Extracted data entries
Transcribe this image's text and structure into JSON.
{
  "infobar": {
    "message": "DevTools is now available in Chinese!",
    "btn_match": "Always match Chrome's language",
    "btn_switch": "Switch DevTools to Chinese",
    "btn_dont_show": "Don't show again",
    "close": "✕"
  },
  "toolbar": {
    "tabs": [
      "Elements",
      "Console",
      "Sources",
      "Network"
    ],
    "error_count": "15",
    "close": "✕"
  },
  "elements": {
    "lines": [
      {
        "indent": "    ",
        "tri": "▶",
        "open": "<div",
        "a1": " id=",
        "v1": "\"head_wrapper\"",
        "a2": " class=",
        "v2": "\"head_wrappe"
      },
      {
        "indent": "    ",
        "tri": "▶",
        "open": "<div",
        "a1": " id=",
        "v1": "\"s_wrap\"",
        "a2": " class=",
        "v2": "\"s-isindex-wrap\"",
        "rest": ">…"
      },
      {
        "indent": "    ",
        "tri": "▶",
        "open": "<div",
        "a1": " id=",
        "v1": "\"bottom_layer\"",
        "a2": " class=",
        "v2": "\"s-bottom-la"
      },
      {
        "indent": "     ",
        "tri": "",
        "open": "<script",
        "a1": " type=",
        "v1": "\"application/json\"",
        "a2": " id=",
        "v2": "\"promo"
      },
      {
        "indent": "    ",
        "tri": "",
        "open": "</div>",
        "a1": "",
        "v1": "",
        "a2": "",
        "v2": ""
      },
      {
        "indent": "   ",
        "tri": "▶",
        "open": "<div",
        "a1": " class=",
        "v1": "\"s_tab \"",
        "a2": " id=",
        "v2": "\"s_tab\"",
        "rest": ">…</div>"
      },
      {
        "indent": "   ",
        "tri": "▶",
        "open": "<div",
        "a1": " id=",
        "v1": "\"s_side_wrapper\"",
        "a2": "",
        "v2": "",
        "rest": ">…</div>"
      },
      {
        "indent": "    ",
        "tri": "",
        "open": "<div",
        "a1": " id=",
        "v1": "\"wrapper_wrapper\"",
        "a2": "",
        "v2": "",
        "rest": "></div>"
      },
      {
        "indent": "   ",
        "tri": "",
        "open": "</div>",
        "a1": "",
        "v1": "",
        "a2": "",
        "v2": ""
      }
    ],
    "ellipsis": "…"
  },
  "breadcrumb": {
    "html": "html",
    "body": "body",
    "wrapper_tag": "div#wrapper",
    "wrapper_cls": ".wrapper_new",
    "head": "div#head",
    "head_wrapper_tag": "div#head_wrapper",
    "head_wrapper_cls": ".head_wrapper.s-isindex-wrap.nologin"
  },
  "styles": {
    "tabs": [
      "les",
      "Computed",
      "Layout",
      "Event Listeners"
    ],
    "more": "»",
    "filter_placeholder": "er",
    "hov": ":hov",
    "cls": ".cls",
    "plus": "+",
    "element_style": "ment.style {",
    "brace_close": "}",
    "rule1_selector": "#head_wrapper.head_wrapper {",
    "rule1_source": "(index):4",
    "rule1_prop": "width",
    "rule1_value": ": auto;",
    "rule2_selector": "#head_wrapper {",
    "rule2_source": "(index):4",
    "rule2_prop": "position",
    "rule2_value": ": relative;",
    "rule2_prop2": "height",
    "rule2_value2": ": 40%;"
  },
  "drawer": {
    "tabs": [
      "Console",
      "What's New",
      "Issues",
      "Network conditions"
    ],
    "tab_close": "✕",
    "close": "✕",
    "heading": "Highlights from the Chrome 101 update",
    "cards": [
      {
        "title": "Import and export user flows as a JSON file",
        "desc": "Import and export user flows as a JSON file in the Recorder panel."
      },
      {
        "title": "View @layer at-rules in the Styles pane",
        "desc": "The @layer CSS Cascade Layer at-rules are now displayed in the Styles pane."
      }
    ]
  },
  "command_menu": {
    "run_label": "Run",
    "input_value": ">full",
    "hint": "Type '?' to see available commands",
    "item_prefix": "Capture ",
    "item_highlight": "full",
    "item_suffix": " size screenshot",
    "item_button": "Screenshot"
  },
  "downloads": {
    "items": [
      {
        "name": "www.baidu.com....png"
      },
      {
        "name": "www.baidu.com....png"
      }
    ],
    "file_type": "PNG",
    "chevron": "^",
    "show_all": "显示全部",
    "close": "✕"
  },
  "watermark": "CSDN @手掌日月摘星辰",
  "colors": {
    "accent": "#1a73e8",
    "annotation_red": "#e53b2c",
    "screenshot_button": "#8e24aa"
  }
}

- Task goal -
Each line in the data that holds the string "available" should be found and copied.

- Full answer -
    "message": "DevTools is now available in Chinese!",
    "hint": "Type '?' to see available commands",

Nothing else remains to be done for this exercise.